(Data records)

───

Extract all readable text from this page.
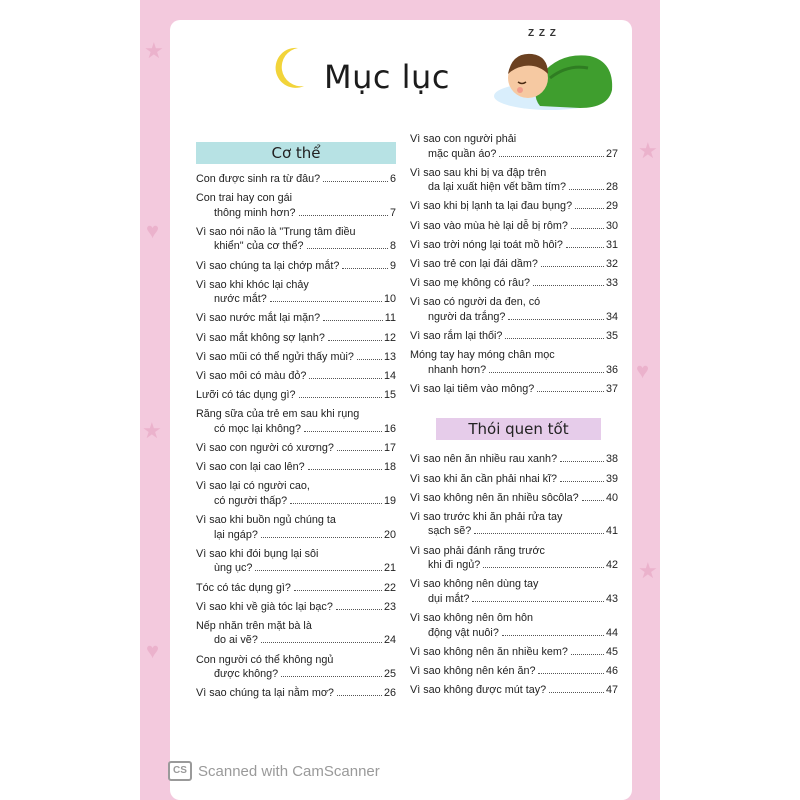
★
♥
★
♥
★
♥
★
Mục lục
Z Z Z
Cơ thể
Con được sinh ra từ đâu?	6
Con trai hay con gái
thông minh hơn?	7
Vì sao nói não là "Trung tâm điều
khiển" của cơ thể?	8
Vì sao chúng ta lại chớp mắt?	9
Vì sao khi khóc lại chảy
nước mắt?	10
Vì sao nước mắt lại mặn?	11
Vì sao mắt không sợ lạnh?	12
Vì sao mũi có thể ngửi thấy mùi?	13
Vì sao môi có màu đỏ?	14
Lưỡi có tác dụng gì?	15
Răng sữa của trẻ em sau khi rụng
có mọc lại không?	16
Vì sao con người có xương?	17
Vì sao con lại cao lên?	18
Vì sao lại có người cao,
có người thấp?	19
Vì sao khi buồn ngủ chúng ta
lại ngáp?	20
Vì sao khi đói bụng lại sôi
ùng ục?	21
Tóc có tác dụng gì?	22
Vì sao khi về già tóc lại bạc?	23
Nếp nhăn trên mặt bà là
do ai vẽ?	24
Con người có thể không ngủ
được không?	25
Vì sao chúng ta lại nằm mơ?	26
Vì sao con người phải
mặc quần áo?	27
Vì sao sau khi bị va đập trên
da lại xuất hiện vết bầm tím?	28
Vì sao khi bị lạnh ta lại đau bụng?	29
Vì sao vào mùa hè lại dễ bị rôm?	30
Vì sao trời nóng lại toát mồ hôi?	31
Vì sao trẻ con lại đái dầm?	32
Vì sao mẹ không có râu?	33
Vì sao có người da đen, có
người da trắng?	34
Vì sao rắm lại thối?	35
Móng tay hay móng chân mọc
nhanh hơn?	36
Vì sao lại tiêm vào mông?	37
Thói quen tốt
Vì sao nên ăn nhiều rau xanh?	38
Vì sao khi ăn cần phải nhai kĩ?	39
Vì sao không nên ăn nhiều sôcôla?	40
Vì sao trước khi ăn phải rửa tay
sạch sẽ?	41
Vì sao phải đánh răng trước
khi đi ngủ?	42
Vì sao không nên dùng tay
dụi mắt?	43
Vì sao không nên ôm hôn
động vật nuôi?	44
Vì sao không nên ăn nhiều kem?	45
Vì sao không nên kén ăn?	46
Vì sao không được mút tay?	47
CS Scanned with CamScanner
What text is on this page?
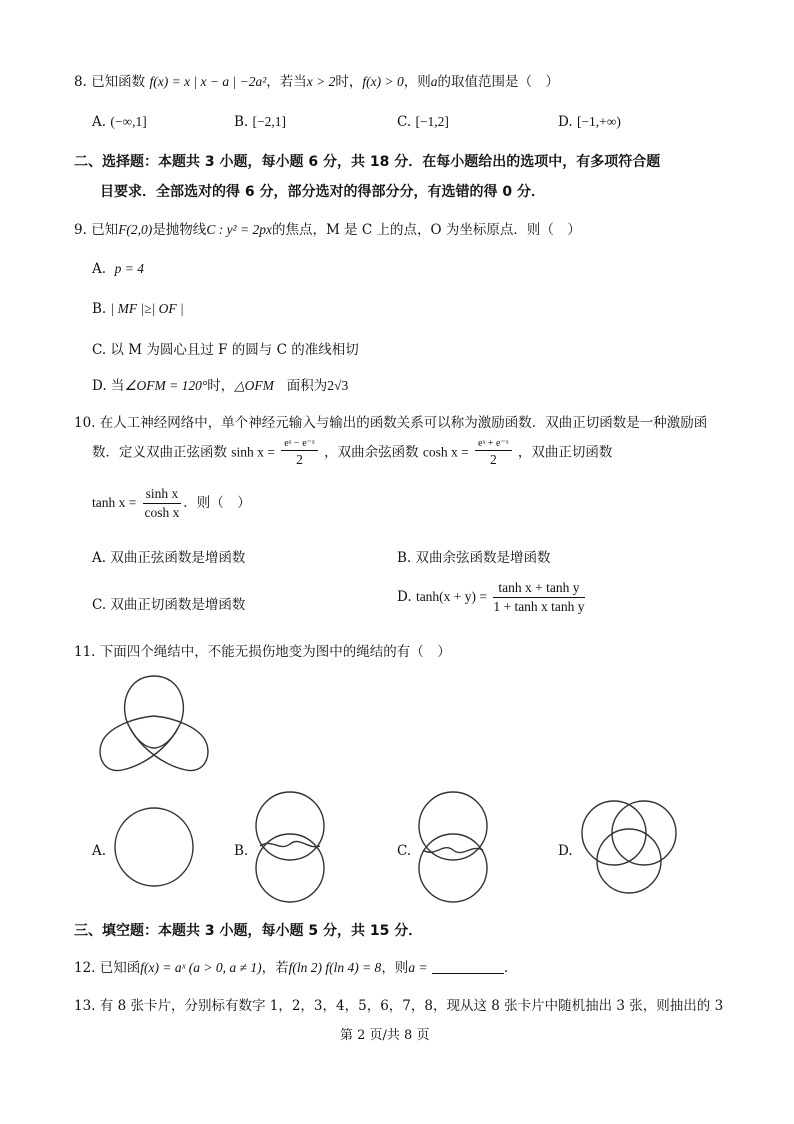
8. 已知函数 f(x) = x | x − a | −2a²，若当x > 2时，f(x) > 0，则a的取值范围是（　）
A. (−∞,1]	B. [−2,1]	C. [−1,2]	D. [−1,+∞)
二、选择题：本题共 3 小题，每小题 6 分，共 18 分．在每小题给出的选项中，有多项符合题
目要求．全部选对的得 6 分，部分选对的得部分分，有选错的得 0 分．
9. 已知F(2,0)是抛物线C : y² = 2px的焦点，M 是 C 上的点，O 为坐标原点．则（　）
A. p = 4
B. | MF |≥| OF |
C. 以 M 为圆心且过 F 的圆与 C 的准线相切
D. 当∠OFM = 120°时，△OFM 面积为2√3
10. 在人工神经网络中，单个神经元输入与输出的函数关系可以称为激励函数．双曲正切函数是一种激励函
数．定义双曲正弦函数 $\sinh x = \frac{\text{eˣ − e⁻ˣ}}{2}$ ，双曲余弦函数 $\cosh x = \frac{\text{eˣ + e⁻ˣ}}{2}$ ，双曲正切函数
$\tanh x = \frac{\text{sinh x}}{\text{cosh x}}$ ．则（　）
A. 双曲正弦函数是增函数	B. 双曲余弦函数是增函数
C. 双曲正切函数是增函数	D. $\tanh(x + y) = \frac{\text{tanh x + tanh y}}{\text{1 + tanh x tanh y}}$
11. 下面四个绳结中，不能无损伤地变为图中的绳结的有（　）
A.	B.	C.	D.
三、填空题：本题共 3 小题，每小题 5 分，共 15 分．
12. 已知函f(x) = aˣ (a > 0, a ≠ 1)，若f(ln 2) f(ln 4) = 8，则a =	.
13. 有 8 张卡片，分别标有数字 1，2，3，4，5，6，7，8，现从这 8 张卡片中随机抽出 3 张，则抽出的 3
第 2 页/共 8 页
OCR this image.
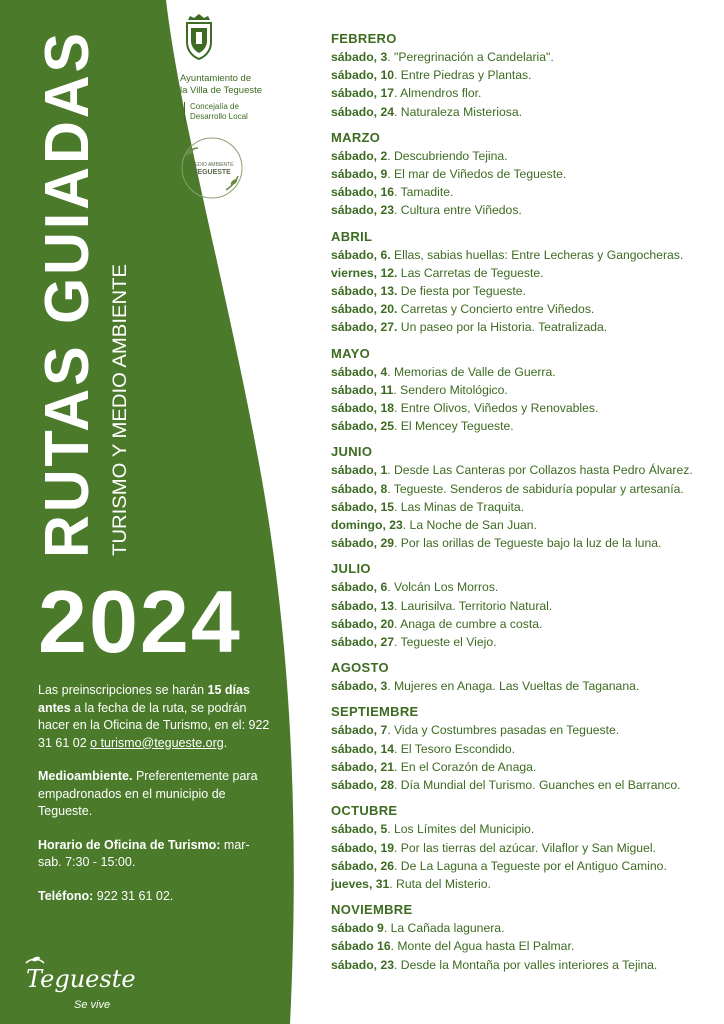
RUTAS GUIADAS TURISMO Y MEDIO AMBIENTE
2024
Ayuntamiento de
la Villa de Tegueste
Concejalía de
Desarrollo Local
MEDIO AMBIENTE
TEGUESTE

Las preinscripciones se harán 15 días antes a la fecha de la ruta, se podrán hacer en la Oficina de Turismo, en el: 922 31 61 02 o turismo@tegueste.org.

Medioambiente. Preferentemente para empadronados en el municipio de Tegueste.

Horario de Oficina de Turismo: mar-sab. 7:30 - 15:00.

Teléfono: 922 31 61 02.

Tegueste
Se vive
FEBRERO
sábado, 3. "Peregrinación a Candelaria".
sábado, 10. Entre Piedras y Plantas.
sábado, 17. Almendros flor.
sábado, 24. Naturaleza Misteriosa.
MARZO
sábado, 2. Descubriendo Tejina.
sábado, 9. El mar de Viñedos de Tegueste.
sábado, 16. Tamadite.
sábado, 23. Cultura entre Viñedos.
ABRIL
sábado, 6. Ellas, sabias huellas: Entre Lecheras y Gangocheras.
viernes, 12. Las Carretas de Tegueste.
sábado, 13. De fiesta por Tegueste.
sábado, 20. Carretas y Concierto entre Viñedos.
sábado, 27. Un paseo por la Historia. Teatralizada.
MAYO
sábado, 4. Memorias de Valle de Guerra.
sábado, 11. Sendero Mitológico.
sábado, 18. Entre Olivos, Viñedos y Renovables.
sábado, 25. El Mencey Tegueste.
JUNIO
sábado, 1. Desde Las Canteras por Collazos hasta Pedro Álvarez.
sábado, 8. Tegueste. Senderos de sabiduría popular y artesanía.
sábado, 15. Las Minas de Traquita.
domingo, 23. La Noche de San Juan.
sábado, 29. Por las orillas de Tegueste bajo la luz de la luna.
JULIO
sábado, 6. Volcán Los Morros.
sábado, 13. Laurisilva. Territorio Natural.
sábado, 20. Anaga de cumbre a costa.
sábado, 27. Tegueste el Viejo.
AGOSTO
sábado, 3. Mujeres en Anaga. Las Vueltas de Taganana.
SEPTIEMBRE
sábado, 7. Vida y Costumbres pasadas en Tegueste.
sábado, 14. El Tesoro Escondido.
sábado, 21. En el Corazón de Anaga.
sábado, 28. Día Mundial del Turismo. Guanches en el Barranco.
OCTUBRE
sábado, 5. Los Límites del Municipio.
sábado, 19. Por las tierras del azúcar. Vilaflor y San Miguel.
sábado, 26. De La Laguna a Tegueste por el Antiguo Camino.
jueves, 31. Ruta del Misterio.
NOVIEMBRE
sábado 9. La Cañada lagunera.
sábado 16. Monte del Agua hasta El Palmar.
sábado, 23. Desde la Montaña por valles interiores a Tejina.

───

▶ _WORK REQUIRED_
Scan the records above for the string "Carretas", then select every line that holds it.

▶ _ANSWER FOR THE TASK_
viernes, 12. Las Carretas de Tegueste.
sábado, 20. Carretas y Concierto entre Viñedos.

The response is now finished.